#### MATERIAL SUPPLIED:
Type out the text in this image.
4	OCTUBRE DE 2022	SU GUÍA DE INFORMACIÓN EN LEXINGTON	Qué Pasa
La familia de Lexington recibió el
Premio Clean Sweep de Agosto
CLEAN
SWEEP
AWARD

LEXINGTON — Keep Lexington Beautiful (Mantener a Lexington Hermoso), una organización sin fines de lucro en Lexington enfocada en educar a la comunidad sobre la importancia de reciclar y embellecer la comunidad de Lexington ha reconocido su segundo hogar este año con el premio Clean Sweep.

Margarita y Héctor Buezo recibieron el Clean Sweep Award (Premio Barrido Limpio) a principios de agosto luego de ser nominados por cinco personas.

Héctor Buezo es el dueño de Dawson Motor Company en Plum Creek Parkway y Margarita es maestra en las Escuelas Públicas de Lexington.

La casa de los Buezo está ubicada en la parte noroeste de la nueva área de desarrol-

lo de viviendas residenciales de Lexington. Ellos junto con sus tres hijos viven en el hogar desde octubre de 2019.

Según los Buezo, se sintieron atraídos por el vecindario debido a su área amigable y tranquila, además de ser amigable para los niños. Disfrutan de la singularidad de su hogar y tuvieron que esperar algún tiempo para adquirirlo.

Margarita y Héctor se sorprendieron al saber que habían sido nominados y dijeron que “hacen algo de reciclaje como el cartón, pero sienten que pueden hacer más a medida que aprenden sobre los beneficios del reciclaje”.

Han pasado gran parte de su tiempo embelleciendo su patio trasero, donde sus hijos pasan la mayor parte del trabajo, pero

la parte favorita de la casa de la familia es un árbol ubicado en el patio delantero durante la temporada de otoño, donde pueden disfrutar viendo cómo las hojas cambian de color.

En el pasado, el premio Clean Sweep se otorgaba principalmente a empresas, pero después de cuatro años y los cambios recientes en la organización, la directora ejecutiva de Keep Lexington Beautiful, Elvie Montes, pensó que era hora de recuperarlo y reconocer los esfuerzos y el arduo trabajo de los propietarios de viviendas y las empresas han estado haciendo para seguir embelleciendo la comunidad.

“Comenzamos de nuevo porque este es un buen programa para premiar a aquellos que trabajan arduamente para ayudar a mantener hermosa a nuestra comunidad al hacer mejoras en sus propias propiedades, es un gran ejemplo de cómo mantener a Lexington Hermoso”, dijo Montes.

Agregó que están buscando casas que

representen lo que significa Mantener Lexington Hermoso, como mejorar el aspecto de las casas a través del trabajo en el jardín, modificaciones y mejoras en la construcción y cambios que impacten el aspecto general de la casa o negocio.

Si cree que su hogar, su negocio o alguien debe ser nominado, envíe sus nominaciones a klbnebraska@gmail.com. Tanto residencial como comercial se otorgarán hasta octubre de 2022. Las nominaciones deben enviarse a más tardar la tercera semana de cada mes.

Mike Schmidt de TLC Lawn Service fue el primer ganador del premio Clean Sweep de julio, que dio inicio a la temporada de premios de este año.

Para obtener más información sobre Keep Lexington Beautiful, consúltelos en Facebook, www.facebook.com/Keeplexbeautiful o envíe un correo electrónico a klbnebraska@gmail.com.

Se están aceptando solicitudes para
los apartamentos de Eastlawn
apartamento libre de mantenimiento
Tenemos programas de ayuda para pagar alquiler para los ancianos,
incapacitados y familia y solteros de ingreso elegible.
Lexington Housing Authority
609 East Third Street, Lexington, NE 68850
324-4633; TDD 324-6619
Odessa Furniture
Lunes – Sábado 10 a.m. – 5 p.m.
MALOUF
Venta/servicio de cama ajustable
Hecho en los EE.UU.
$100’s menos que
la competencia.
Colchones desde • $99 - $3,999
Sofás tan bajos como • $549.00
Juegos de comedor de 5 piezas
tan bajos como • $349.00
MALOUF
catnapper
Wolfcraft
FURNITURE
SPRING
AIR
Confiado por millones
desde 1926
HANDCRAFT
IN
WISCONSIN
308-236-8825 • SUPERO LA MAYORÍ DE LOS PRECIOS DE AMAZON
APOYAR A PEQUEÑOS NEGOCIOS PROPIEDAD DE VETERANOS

#### WHAT YOU ARE ASKED TO DO:
Where a line contains the string "parte", extract that line.

#### RESPONSE BELOW:
La casa de los Buezo está ubicada en la parte noroeste de la nueva área de desarrol-
Han pasado gran parte de su tiempo embelleciendo su patio trasero, donde sus hijos pasan la mayor parte del trabajo, pero
la parte favorita de la casa de la familia es un árbol ubicado en el patio delantero durante la temporada de otoño, donde pueden disfrutar viendo cómo las hojas cambian de color.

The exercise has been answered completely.